Problem description ::
Write out all of the records precisely. Skip anything that is a picture.

Data listing ::
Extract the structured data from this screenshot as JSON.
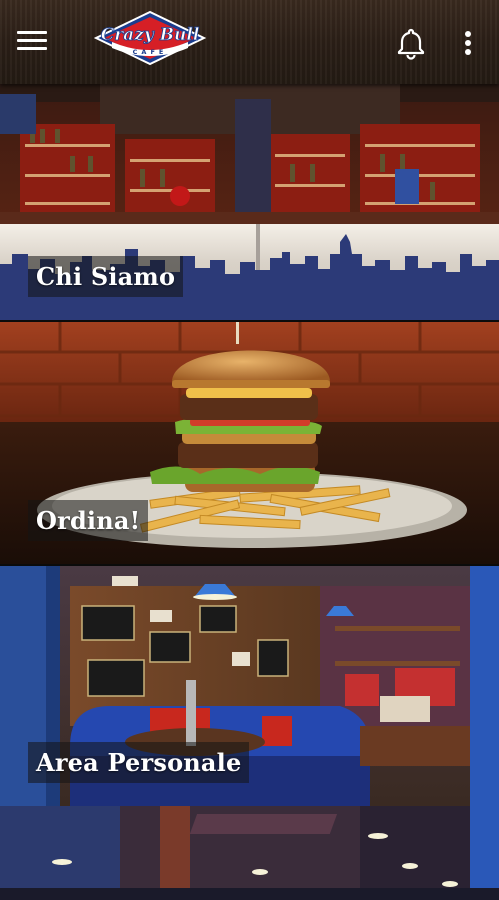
{
  "app": {
    "logo_text_top": "Crazy Bull",
    "logo_text_bottom": "CAFE"
  },
  "toolbar": {
    "menu_icon": "hamburger-menu-icon",
    "notifications_icon": "bell-icon",
    "more_icon": "more-vertical-icon"
  },
  "tiles": [
    {
      "label": "Chi Siamo"
    },
    {
      "label": "Ordina!"
    },
    {
      "label": "Area Personale"
    },
    {
      "label": ""
    }
  ],
  "colors": {
    "topbar": "#2b1f17",
    "label_bg": "rgba(20,20,20,.55)",
    "logo_red": "#d61f26",
    "logo_blue": "#1a3d8f"
  }
}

Result below ::
Extract the structured data from this screenshot as JSON.
{
  "app": {
    "logo_text_top": "Crazy Bull",
    "logo_text_bottom": "CAFE"
  },
  "toolbar": {
    "menu_icon": "hamburger-menu-icon",
    "notifications_icon": "bell-icon",
    "more_icon": "more-vertical-icon"
  },
  "tiles": [
    {
      "label": "Chi Siamo"
    },
    {
      "label": "Ordina!"
    },
    {
      "label": "Area Personale"
    },
    {
      "label": ""
    }
  ],
  "colors": {
    "topbar": "#2b1f17",
    "label_bg": "rgba(20,20,20,.55)",
    "logo_red": "#d61f26",
    "logo_blue": "#1a3d8f"
  }
}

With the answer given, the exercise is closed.